Saved entries:
○ ○ ○

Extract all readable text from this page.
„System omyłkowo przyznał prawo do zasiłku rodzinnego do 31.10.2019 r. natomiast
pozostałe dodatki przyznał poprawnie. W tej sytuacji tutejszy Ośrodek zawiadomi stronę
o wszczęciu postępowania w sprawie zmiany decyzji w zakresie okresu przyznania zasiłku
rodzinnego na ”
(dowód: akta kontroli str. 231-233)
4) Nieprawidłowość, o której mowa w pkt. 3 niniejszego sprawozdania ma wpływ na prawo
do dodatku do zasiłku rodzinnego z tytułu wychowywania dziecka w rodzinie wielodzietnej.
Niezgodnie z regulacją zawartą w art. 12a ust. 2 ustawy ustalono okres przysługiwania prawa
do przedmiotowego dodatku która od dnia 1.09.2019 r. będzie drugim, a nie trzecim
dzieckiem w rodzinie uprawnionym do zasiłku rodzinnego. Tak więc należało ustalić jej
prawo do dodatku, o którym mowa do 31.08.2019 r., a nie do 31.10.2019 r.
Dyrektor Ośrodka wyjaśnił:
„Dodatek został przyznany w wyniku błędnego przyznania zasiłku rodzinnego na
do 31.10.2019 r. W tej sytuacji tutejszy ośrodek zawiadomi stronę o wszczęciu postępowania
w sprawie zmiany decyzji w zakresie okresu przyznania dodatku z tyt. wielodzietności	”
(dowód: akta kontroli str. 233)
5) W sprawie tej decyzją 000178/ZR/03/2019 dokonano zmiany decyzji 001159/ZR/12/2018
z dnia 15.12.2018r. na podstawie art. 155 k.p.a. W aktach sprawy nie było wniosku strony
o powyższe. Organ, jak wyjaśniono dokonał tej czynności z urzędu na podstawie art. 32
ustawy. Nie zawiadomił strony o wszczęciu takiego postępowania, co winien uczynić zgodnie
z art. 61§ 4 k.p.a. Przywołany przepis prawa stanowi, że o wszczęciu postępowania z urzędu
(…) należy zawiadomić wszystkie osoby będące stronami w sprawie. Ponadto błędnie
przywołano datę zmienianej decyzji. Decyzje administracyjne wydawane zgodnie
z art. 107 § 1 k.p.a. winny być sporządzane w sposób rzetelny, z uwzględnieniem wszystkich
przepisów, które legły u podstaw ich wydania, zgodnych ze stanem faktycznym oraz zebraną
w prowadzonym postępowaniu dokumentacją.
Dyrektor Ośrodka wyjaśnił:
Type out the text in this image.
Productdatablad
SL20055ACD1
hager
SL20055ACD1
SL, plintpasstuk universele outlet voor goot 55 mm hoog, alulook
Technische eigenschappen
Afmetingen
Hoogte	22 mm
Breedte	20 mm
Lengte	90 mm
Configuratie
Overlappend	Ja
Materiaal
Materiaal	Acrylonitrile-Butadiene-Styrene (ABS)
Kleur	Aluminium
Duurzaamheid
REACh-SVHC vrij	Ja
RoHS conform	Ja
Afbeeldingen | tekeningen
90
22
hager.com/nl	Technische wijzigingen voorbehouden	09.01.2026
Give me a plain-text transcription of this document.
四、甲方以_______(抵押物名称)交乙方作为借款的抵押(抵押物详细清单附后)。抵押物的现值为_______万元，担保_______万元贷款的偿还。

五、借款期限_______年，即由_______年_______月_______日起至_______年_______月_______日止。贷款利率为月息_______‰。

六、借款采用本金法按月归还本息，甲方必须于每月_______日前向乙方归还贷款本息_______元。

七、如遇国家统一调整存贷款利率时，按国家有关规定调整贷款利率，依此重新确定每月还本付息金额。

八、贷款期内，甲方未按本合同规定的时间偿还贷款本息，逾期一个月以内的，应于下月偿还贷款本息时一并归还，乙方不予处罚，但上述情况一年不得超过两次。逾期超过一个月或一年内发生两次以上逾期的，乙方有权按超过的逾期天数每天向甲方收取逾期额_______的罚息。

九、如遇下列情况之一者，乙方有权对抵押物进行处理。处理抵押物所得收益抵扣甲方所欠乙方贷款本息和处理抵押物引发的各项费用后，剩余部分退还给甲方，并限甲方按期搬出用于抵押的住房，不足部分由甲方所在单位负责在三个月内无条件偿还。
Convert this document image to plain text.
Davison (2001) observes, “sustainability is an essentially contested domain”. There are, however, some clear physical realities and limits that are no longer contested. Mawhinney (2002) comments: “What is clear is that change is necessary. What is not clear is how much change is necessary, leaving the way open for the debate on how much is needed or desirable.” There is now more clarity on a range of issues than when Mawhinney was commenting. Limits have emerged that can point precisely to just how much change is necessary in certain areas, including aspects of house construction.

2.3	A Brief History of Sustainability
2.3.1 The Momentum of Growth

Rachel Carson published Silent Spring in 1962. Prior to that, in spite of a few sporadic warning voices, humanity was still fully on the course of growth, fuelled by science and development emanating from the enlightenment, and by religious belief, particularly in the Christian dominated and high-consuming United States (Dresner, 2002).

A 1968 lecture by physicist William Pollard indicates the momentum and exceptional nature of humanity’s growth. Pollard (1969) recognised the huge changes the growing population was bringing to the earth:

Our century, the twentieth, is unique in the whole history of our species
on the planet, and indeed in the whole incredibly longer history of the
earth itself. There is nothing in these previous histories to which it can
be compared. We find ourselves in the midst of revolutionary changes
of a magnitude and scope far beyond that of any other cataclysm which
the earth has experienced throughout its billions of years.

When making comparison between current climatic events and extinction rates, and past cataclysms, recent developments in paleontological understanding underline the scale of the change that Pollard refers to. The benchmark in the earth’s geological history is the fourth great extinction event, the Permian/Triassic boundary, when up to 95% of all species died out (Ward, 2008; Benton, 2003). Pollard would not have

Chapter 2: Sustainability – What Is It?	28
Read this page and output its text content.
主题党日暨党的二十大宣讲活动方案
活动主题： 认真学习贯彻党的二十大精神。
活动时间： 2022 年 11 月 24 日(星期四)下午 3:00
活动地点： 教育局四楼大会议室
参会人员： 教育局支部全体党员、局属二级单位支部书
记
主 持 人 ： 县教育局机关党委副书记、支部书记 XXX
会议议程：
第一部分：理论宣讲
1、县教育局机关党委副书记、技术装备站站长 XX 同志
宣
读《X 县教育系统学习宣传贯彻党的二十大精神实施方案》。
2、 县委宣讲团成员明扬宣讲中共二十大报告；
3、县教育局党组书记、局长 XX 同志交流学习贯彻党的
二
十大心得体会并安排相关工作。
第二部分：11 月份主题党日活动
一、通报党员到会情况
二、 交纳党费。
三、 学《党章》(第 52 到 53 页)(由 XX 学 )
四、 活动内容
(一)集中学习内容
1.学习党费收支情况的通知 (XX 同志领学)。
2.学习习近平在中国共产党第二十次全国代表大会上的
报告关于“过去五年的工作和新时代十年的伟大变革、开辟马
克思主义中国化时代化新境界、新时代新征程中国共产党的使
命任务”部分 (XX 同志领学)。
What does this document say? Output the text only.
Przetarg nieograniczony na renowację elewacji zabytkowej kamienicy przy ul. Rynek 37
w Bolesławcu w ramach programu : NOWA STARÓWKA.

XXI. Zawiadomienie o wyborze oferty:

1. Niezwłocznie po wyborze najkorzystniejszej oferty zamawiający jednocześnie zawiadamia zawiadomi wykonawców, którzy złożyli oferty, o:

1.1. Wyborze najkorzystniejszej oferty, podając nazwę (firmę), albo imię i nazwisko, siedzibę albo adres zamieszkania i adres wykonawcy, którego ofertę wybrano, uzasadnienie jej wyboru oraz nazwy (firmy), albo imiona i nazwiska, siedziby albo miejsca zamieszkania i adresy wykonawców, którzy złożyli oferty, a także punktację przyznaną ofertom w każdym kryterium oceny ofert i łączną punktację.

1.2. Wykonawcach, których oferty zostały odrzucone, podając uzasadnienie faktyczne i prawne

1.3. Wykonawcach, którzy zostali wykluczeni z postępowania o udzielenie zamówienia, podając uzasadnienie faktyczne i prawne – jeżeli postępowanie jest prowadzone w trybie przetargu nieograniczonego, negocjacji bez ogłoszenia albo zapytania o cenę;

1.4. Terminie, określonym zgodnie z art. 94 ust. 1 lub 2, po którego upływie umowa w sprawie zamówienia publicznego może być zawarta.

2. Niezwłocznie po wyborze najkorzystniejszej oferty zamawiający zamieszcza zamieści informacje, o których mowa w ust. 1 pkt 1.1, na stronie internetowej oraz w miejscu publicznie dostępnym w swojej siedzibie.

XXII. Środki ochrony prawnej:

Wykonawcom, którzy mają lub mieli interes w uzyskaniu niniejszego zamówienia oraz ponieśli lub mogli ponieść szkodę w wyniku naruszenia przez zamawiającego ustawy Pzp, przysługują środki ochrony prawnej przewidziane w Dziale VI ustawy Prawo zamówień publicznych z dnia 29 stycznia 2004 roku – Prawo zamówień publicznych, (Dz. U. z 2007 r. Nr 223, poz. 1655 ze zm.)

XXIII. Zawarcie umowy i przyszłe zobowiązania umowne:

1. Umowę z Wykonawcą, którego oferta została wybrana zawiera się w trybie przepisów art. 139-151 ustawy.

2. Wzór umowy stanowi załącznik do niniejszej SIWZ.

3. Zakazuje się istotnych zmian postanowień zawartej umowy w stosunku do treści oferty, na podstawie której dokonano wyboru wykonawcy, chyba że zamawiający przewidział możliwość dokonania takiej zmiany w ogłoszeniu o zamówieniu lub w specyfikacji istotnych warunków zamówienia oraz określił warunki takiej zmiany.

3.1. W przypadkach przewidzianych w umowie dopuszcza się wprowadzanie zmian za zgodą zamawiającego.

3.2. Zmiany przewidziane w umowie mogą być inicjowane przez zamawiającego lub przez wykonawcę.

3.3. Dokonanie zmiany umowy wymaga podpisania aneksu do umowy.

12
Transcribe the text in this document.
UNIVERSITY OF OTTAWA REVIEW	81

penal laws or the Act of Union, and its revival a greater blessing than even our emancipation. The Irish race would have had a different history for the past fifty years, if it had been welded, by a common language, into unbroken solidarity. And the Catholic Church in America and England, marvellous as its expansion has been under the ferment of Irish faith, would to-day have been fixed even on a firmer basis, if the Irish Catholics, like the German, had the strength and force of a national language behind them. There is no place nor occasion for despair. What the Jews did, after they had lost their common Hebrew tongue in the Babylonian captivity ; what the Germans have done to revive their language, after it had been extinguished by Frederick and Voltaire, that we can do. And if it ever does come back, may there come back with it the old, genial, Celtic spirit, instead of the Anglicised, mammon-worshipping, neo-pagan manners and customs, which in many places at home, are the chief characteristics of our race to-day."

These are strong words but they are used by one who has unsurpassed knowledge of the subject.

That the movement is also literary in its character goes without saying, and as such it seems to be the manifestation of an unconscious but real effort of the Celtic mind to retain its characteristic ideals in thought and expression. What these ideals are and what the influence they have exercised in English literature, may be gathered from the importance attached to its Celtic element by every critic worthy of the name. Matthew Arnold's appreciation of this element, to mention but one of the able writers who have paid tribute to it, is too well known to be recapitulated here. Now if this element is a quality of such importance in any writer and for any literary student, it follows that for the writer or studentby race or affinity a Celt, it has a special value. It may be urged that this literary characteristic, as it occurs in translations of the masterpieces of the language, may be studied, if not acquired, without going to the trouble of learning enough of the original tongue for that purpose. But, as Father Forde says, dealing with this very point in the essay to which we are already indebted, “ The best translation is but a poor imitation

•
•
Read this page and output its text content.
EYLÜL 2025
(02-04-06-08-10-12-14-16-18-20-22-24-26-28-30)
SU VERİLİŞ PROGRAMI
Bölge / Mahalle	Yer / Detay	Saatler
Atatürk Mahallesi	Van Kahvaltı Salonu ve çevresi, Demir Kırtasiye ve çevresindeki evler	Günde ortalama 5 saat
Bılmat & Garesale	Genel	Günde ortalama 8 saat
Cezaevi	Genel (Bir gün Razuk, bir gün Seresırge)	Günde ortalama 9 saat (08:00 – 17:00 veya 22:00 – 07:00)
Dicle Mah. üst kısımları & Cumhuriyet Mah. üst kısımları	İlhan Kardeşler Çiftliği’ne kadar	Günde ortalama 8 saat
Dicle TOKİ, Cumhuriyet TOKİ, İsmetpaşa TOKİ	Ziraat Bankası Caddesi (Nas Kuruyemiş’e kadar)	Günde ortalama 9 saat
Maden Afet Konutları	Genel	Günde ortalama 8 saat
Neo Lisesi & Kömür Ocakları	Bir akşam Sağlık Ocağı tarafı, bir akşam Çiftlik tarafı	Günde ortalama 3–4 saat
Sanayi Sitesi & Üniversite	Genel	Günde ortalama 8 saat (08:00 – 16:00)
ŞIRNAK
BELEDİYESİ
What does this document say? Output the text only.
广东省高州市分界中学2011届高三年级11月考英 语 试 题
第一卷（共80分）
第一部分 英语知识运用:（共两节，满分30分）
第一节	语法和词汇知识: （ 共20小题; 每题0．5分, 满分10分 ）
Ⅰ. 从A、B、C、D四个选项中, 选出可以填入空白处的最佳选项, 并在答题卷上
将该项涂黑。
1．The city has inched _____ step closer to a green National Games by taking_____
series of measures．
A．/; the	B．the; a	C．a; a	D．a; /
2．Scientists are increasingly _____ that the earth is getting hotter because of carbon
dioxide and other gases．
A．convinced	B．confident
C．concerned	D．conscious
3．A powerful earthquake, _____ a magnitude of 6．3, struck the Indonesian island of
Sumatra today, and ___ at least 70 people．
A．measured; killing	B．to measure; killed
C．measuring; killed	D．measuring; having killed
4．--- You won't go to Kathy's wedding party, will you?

○ ○ ○

Work instructions: Of the lines in the material, how many include "whole"? Respond with the number alone.

Worked solution: 2